begin EXTRACTED TEXT

Configure TracerProvider and pass the adapter to ydb.Open:

package main

import (
    "context"
    "os"

    "go.opentelemetry.io/otel"
    "go.opentelemetry.io/otel/attribute"
    "go.opentelemetry.io/otel/exporters/otlp/otlptrace/otlptracegrpc"
    "go.opentelemetry.io/otel/sdk/resource"
    sdktrace "go.opentelemetry.io/otel/sdk/trace"

    "github.com/ydb-platform/ydb-go-sdk/v3"
    ydbOtel "github.com/ydb-platform/ydb-go-sdk-otel"
)

func main() {
    ctx := context.Background()

    exporter, err := otlptracegrpc.New(ctx,
        otlptracegrpc.WithEndpoint("localhost:4317"),
        otlptracegrpc.WithInsecure(),
    )
    if err != nil {
        panic(err)
    }
    res, _ := resource.Merge(resource.Default(), resource.NewSchemaless(
        attribute.String("service.name", "my-service"),
    ))
    tp := sdktrace.NewTracerProvider(
        sdktrace.WithBatcher(exporter),
        sdktrace.WithResource(res),
    )
    defer tp.Shutdown(ctx)
    otel.SetTracerProvider(tp)

    db, err := ydb.Open(ctx,
        os.Getenv("YDB_CONNECTION_STRING"),
        ydbOtel.WithTraces(
            ydbOtel.WithTracer(tp.Tracer("ydb-go-sdk")),
        ),
    )
    if err != nil {
        panic(err)
    }
    defer db.Close(ctx)
}

Add YDB SDK and OpenTelemetry dependencies (example for Maven):

<dependency>
    <groupId>tech.ydb</groupId>
    <artifactId>ydb-sdk-core</artifactId>
    <version>${ydb.sdk.version}</version>
</dependency>
<dependency>
    <groupId>io.opentelemetry</groupId>
    <artifactId>opentelemetry-sdk</artifactId>
    <version>${otel.version}</version>
</dependency>
<dependency>
    <groupId>io.opentelemetry</groupId>
    <artifactId>opentelemetry-exporter-otlp</artifactId>
    <version>${otel.version}</version>
</dependency>

Create an OpenTelemetry SDK instance and pass it to the transport via OpenTelemetryTracer:

import io.opentelemetry.api.OpenTelemetry;
import io.opentelemetry.exporter.otlp.trace.OtlpGrpcSpanExporter;
import io.opentelemetry.sdk.OpenTelemetrySdk;
import io.opentelemetry.sdk.resources.Resource;
import io.opentelemetry.sdk.trace.SdkTracerProvider;
import io.opentelemetry.sdk.trace.export.BatchSpanProcessor;
import io.opentelemetry.semconv.resource.attributes.ResourceAttributes;
import tech.ydb.core.auth.CloudAuthHelper;
import tech.ydb.core.grpc.GrpcTransport;
import tech.ydb.core.opentelemetry.OpenTelemetryTracer;
import tech.ydb.query.QueryClient;

Resource resource = Resource.getDefault().toBuilder()

end EXTRACTED TEXT

_STATED GOAL 1:_
Copy the YDB tracing setup text from "otel.SetTracerProvider(tp)" up to and including "defer db.Close(ctx)".

begin DATASET RECORDS

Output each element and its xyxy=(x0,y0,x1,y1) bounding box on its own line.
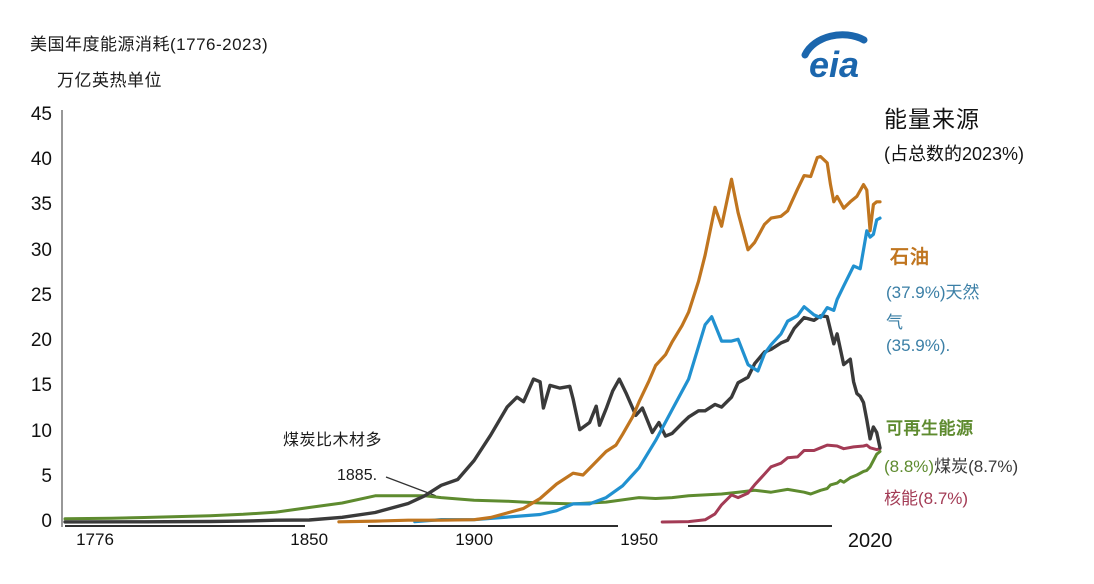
legend-nuclear-label: 核能(8.7%) xyxy=(884,489,969,508)
x-tick-label-1900: 1900 xyxy=(455,530,494,549)
x-tick-label-1950: 1950 xyxy=(620,530,659,549)
y-tick-label-5: 5 xyxy=(41,465,52,487)
eia-logo: eia xyxy=(798,28,874,86)
legend-gas-line1: (37.9%)天然 xyxy=(886,283,980,302)
y-tick-label-35: 35 xyxy=(30,194,52,216)
annotation-year-1885: 1885. xyxy=(337,467,378,484)
eia-logo-text: eia xyxy=(809,44,859,85)
y-tick-label-45: 45 xyxy=(30,104,52,125)
legend-title: 能量来源 xyxy=(884,106,980,132)
y-tick-label-40: 40 xyxy=(30,149,52,171)
x-tick-label-2020: 2020 xyxy=(847,530,893,552)
eia-logo-swoosh xyxy=(801,31,868,59)
legend-renewables-label: 可再生能源 xyxy=(886,419,974,438)
x-tick-label-1776: 1776 xyxy=(76,530,114,549)
legend-petroleum-label: 石油 xyxy=(890,247,931,268)
y-tick-label-10: 10 xyxy=(30,420,52,442)
y-tick-label-30: 30 xyxy=(30,239,52,261)
legend-subtitle: (占总数的2023%) xyxy=(884,144,1025,164)
y-tick-label-25: 25 xyxy=(30,284,52,306)
legend-renewables-coal-line: (8.8%)煤炭(8.7%) xyxy=(884,452,1018,477)
y-tick-label-15: 15 xyxy=(30,375,52,397)
y-tick-label-20: 20 xyxy=(30,330,52,352)
series-line-natural-gas xyxy=(413,216,882,524)
y-tick-label-0: 0 xyxy=(41,511,52,532)
chart-title: 美国年度能源消耗(1776-2023) xyxy=(30,35,269,54)
annotation-coal-exceeds-wood: 煤炭比木材多 xyxy=(283,432,383,449)
legend-renewables-pct: (8.8%) xyxy=(884,457,935,476)
series-line-renewables xyxy=(63,450,882,521)
legend-coal-label: 煤炭(8.7%) xyxy=(934,457,1019,476)
series-line-nuclear xyxy=(660,443,882,524)
x-tick-label-1850: 1850 xyxy=(290,530,329,549)
series-line-petroleum xyxy=(337,155,882,524)
chart-y-axis-unit-label: 万亿英热单位 xyxy=(57,71,162,90)
legend-gas-line2: 气 xyxy=(886,313,903,332)
eia-logo-graphic: eia xyxy=(801,31,868,85)
series-line-coal xyxy=(63,314,882,524)
legend-gas-line3: (35.9%). xyxy=(886,336,951,355)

end DATASET RECORDS

_STATED GOAL 2:_
Please repeat the rows from the line with "legend-nuclear-label: 核能(8.7%) xyxy=(884,489,969,508)" up to and including the line with "y-tick-label-45: 45 xyxy=(30,104,52,125)", and only those lines.

_FINAL ANSWER 1:_
otel.SetTracerProvider(tp)

    db, err := ydb.Open(ctx,
        os.Getenv("YDB_CONNECTION_STRING"),
        ydbOtel.WithTraces(
            ydbOtel.WithTracer(tp.Tracer("ydb-go-sdk")),
        ),
    )
    if err != nil {
        panic(err)
    }
    defer db.Close(ctx)

_FINAL ANSWER 2:_
legend-nuclear-label: 核能(8.7%) xyxy=(884,489,969,508)
x-tick-label-1900: 1900 xyxy=(455,530,494,549)
x-tick-label-1950: 1950 xyxy=(620,530,659,549)
y-tick-label-5: 5 xyxy=(41,465,52,487)
eia-logo: eia xyxy=(798,28,874,86)
legend-gas-line1: (37.9%)天然 xyxy=(886,283,980,302)
y-tick-label-35: 35 xyxy=(30,194,52,216)
annotation-year-1885: 1885. xyxy=(337,467,378,484)
eia-logo-text: eia xyxy=(809,44,859,85)
y-tick-label-45: 45 xyxy=(30,104,52,125)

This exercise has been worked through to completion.